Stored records
· · · · · · ·

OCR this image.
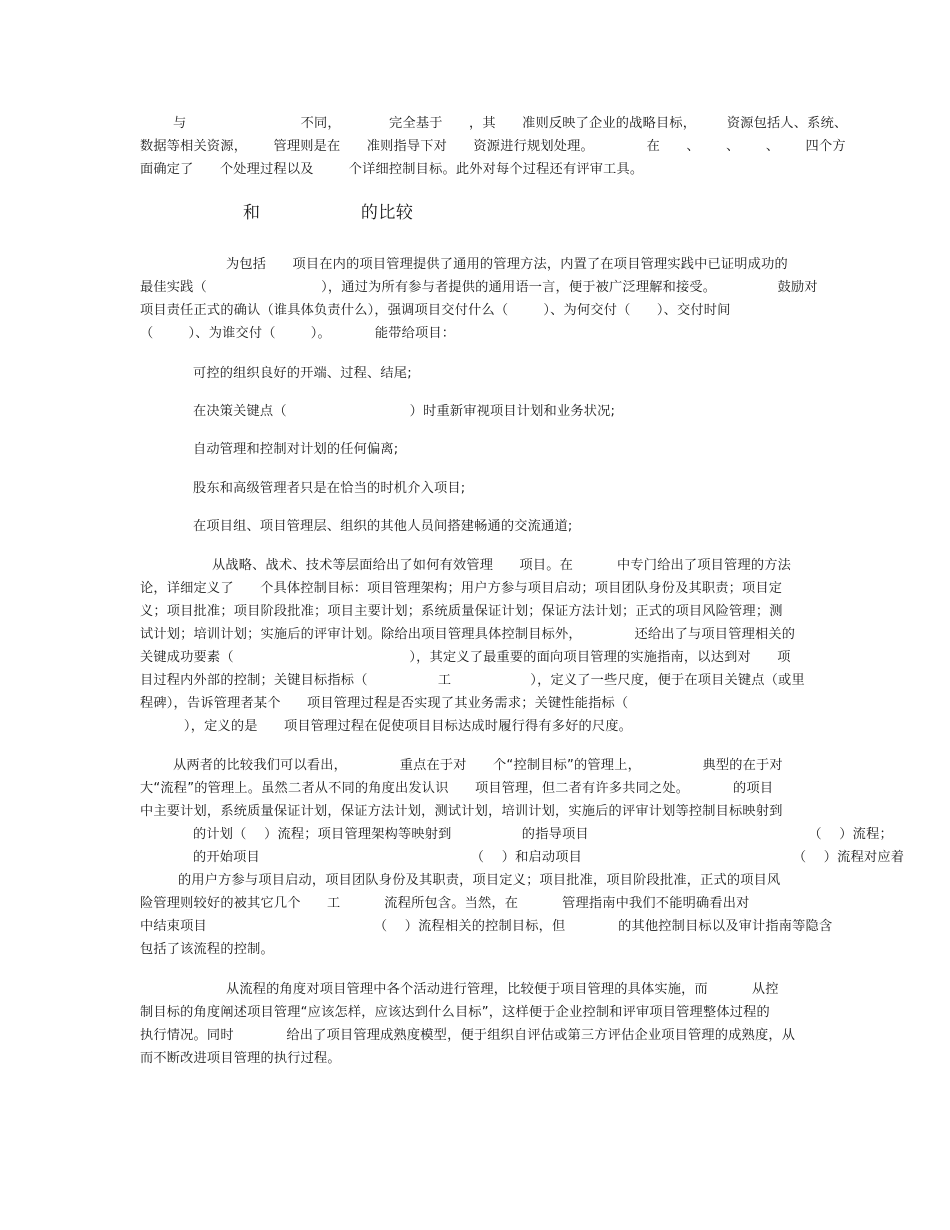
与                          不同，           完全基于      ，其      准则反映了企业的战略目标，       资源包括人、系统、
数据等相关资源，      管理则是在      准则指导下对      资源进行规划处理。            在      、      、      、      四个方
面确定了      个处理过程以及        个详细控制目标。此外对每个过程还有评审工具。
和                 的比较
为包括      项目在内的项目管理提供了通用的管理方法，内置了在项目管理实践中已证明成功的
最佳实践（                          ），通过为所有参与者提供的通用语一言，便于被广泛理解和接受。              鼓励对
项目责任正式的确认（谁具体负责什么），强调项目交付什么（        ）、为何交付（      ）、交付时间
（        ）、为谁交付（        ）。          能带给项目：
可控的组织良好的开端、过程、结尾;
在决策关键点（                            ）时重新审视项目计划和业务状况;
自动管理和控制对计划的任何偏离;
股东和高级管理者只是在恰当的时机介入项目;
在项目组、项目管理层、组织的其他人员间搭建畅通的交流通道;
从战略、战术、技术等层面给出了如何有效管理      项目。在          中专门给出了项目管理的方法
论，详细定义了      个具体控制目标：项目管理架构；用户方参与项目启动；项目团队身份及其职责；项目定
义；项目批准；项目阶段批准；项目主要计划；系统质量保证计划；保证方法计划；正式的项目风险管理；测
试计划；培训计划；实施后的评审计划。除给出项目管理具体控制目标外，            还给出了与项目管理相关的
关键成功要素（                                        ），其定义了最重要的面向项目管理的实施指南，以达到对      项
目过程内外部的控制；关键目标指标（                工                  ），定义了一些尺度，便于在项目关键点（或里
程碑），告诉管理者某个      项目管理过程是否实现了其业务需求；关键性能指标（
），定义的是      项目管理过程在促使项目目标达成时履行得有多好的尺度。
从两者的比较我们可以看出，            重点在于对      个“控制目标”的管理上，              典型的在于对
大“流程”的管理上。虽然二者从不同的角度出发认识      项目管理，但二者有许多共同之处。          的项目
中主要计划，系统质量保证计划，保证方法计划，测试计划，培训计划，实施后的评审计划等控制目标映射到
的计划（    ）流程；项目管理架构等映射到                的指导项目                                                  （    ）流程；
的开始项目                                                （    ）和启动项目                                                （    ）流程对应着
的用户方参与项目启动，项目团队身份及其职责，项目定义；项目批准，项目阶段批准，正式的项目风
险管理则较好的被其它几个      工          流程所包含。当然，在          管理指南中我们不能明确看出对
中结束项目                                      （    ）流程相关的控制目标，但            的其他控制目标以及审计指南等隐含
包括了该流程的控制。
从流程的角度对项目管理中各个活动进行管理，比较便于项目管理的具体实施，而          从控
制目标的角度阐述项目管理“应该怎样，应该达到什么目标”，这样便于企业控制和评审项目管理整体过程的
执行情况。同时            给出了项目管理成熟度模型，便于组织自评估或第三方评估企业项目管理的成熟度，从
而不断改进项目管理的执行过程。
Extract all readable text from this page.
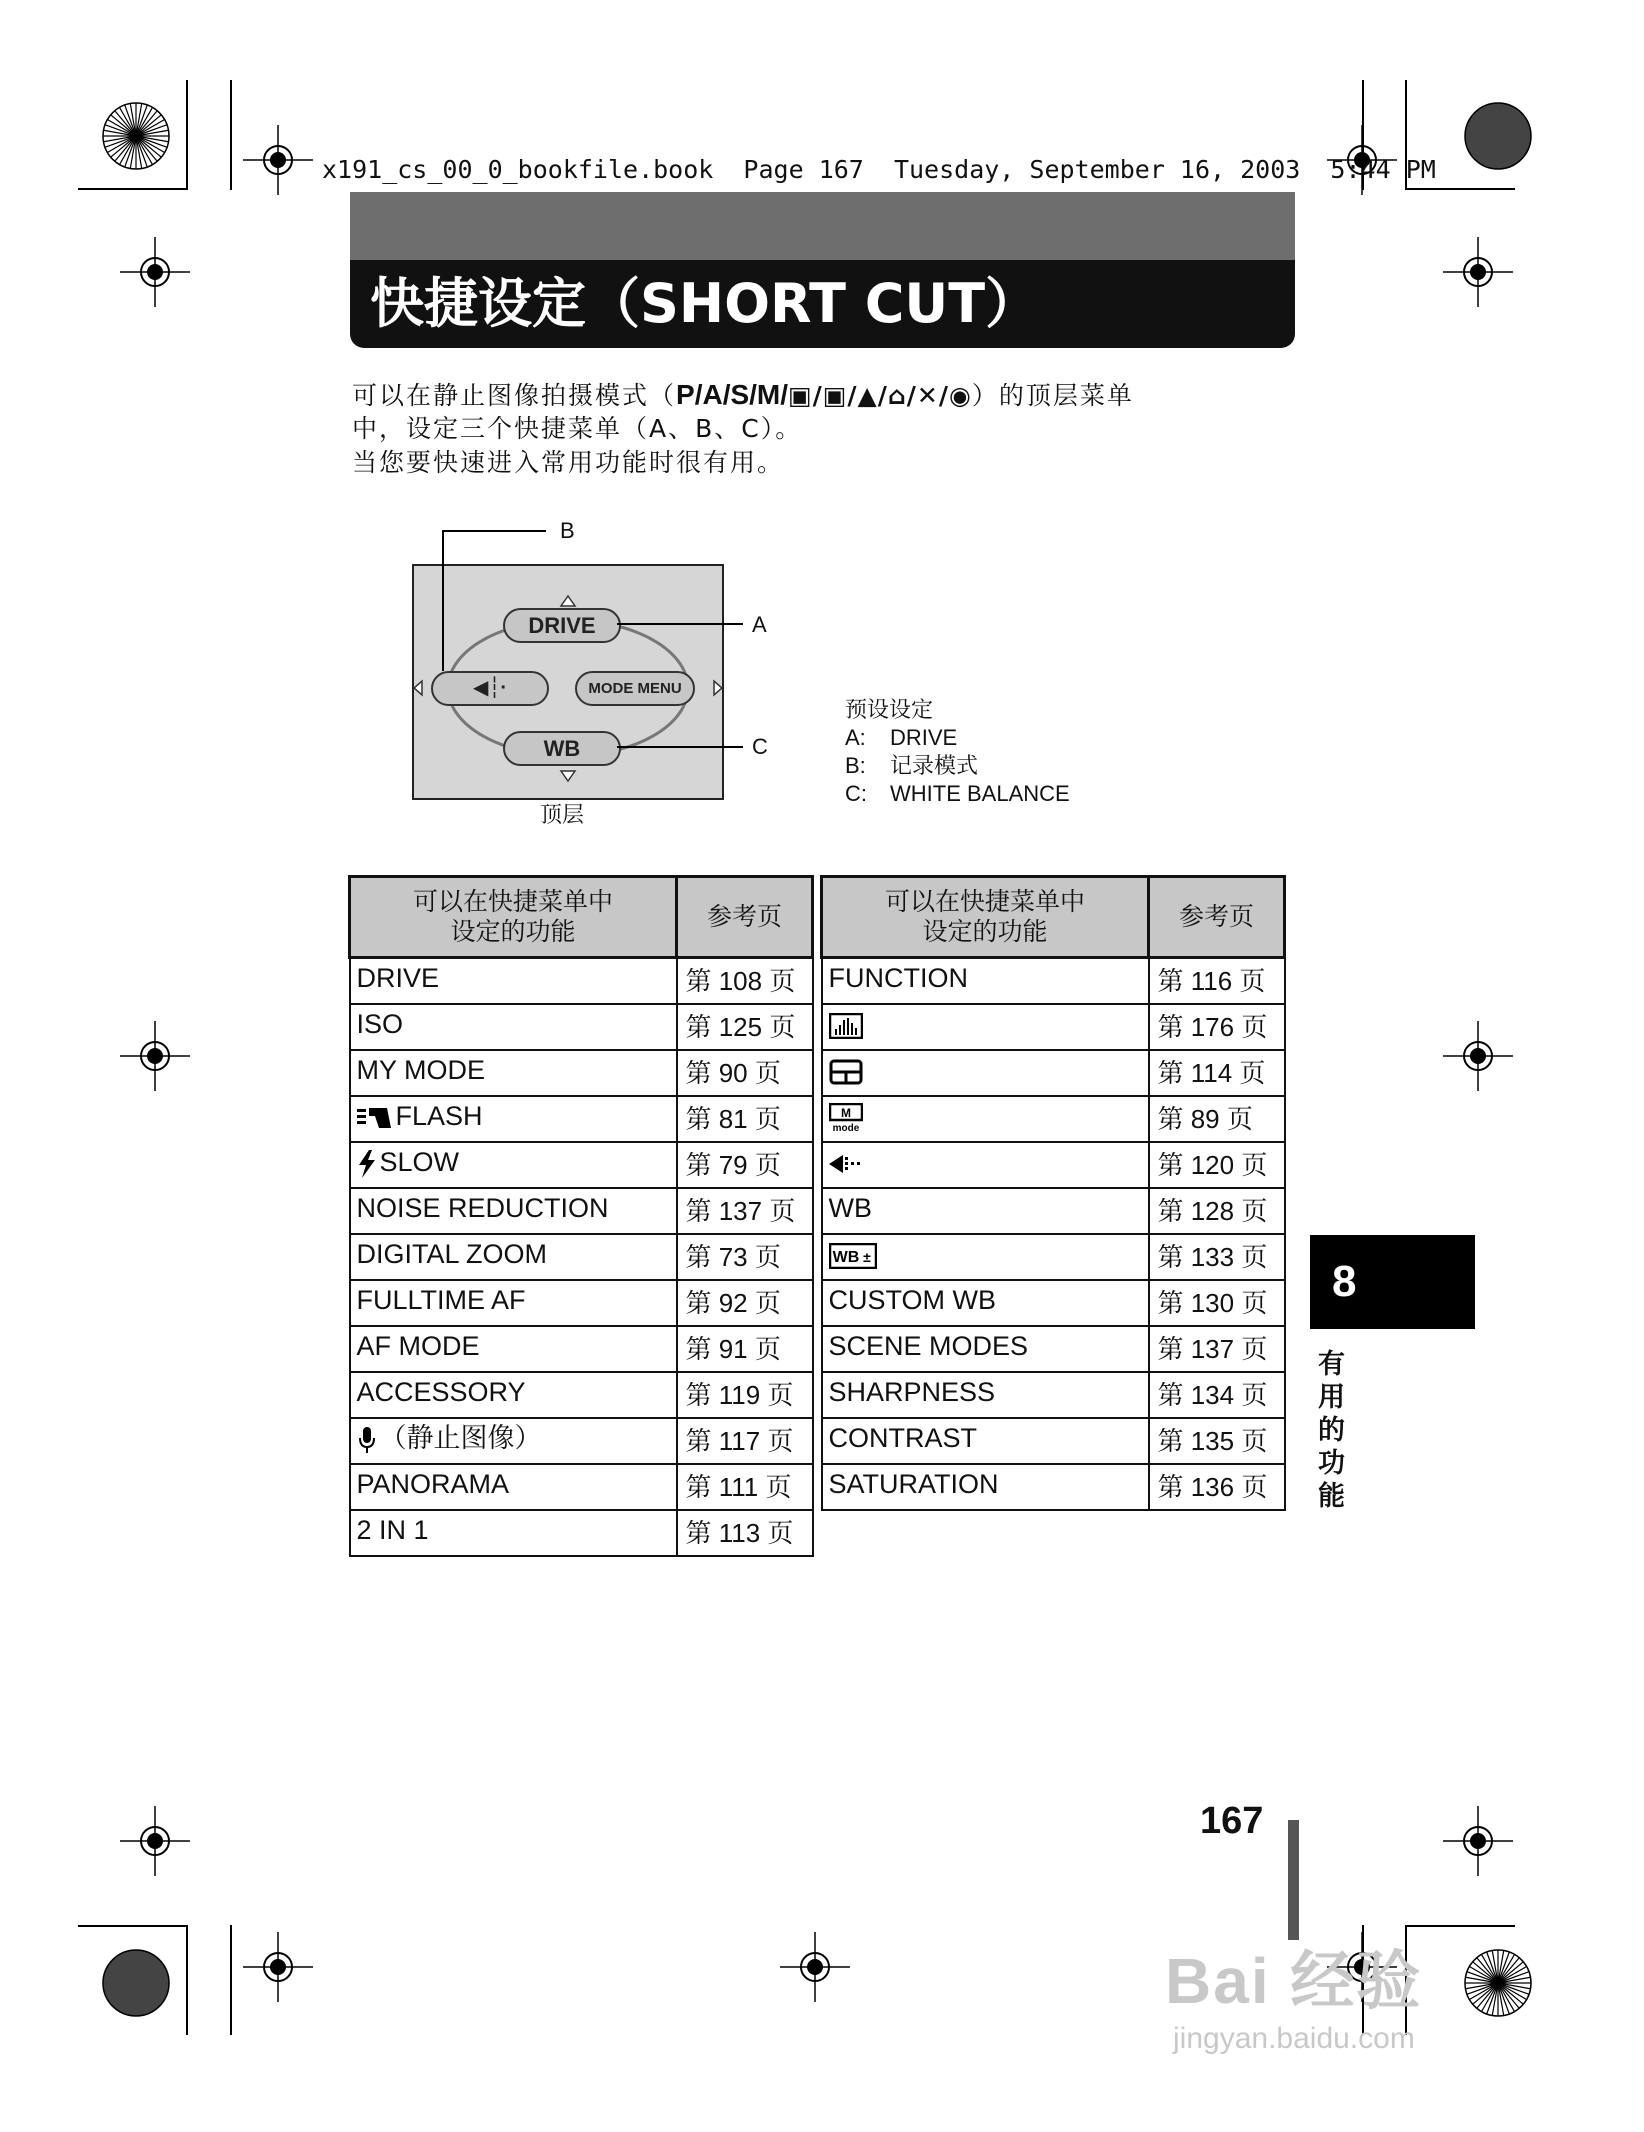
x191_cs_00_0_bookfile.book  Page 167  Tuesday, September 16, 2003  5:44 PM
快捷设定（SHORT CUT）
可以在静止图像拍摄模式（P/A/S/M/▣/▣/▲/⌂/✕/◉）的顶层菜单
中，设定三个快捷菜单（A、B、C）。
当您要快速进入常用功能时很有用。
DRIVE
◀┆·	MODE MENU
WB
B
A
C
顶层
预设设定
A: DRIVE
B: 记录模式
C: WHITE BALANCE
可以在快捷菜单中
设定的功能	参考页
DRIVE	第 108 页
ISO	第 125 页
MY MODE	第 90 页
FLASH	第 81 页
SLOW	第 79 页
NOISE REDUCTION	第 137 页
DIGITAL ZOOM	第 73 页
FULLTIME AF	第 92 页
AF MODE	第 91 页
ACCESSORY	第 119 页
（静止图像）	第 117 页
PANORAMA	第 111 页
2 IN 1	第 113 页
可以在快捷菜单中
设定的功能	参考页
FUNCTION	第 116 页
	第 176 页
	第 114 页

M
mode	第 89 页
	第 120 页
WB	第 128 页

WB ±	第 133 页
CUSTOM WB	第 130 页
SCENE MODES	第 137 页
SHARPNESS	第 134 页
CONTRAST	第 135 页
SATURATION	第 136 页
8
有用的功能
167
Bai 经验
jingyan.baidu.com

· · · · · · ·

• **WORK TO DO**: In the entries above, locate every line with the word "培训计划" and copy it.

• **CORRECT RESPONSE**:
试计划；培训计划；实施后的评审计划。除给出项目管理具体控制目标外，            还给出了与项目管理相关的
中主要计划，系统质量保证计划，保证方法计划，测试计划，培训计划，实施后的评审计划等控制目标映射到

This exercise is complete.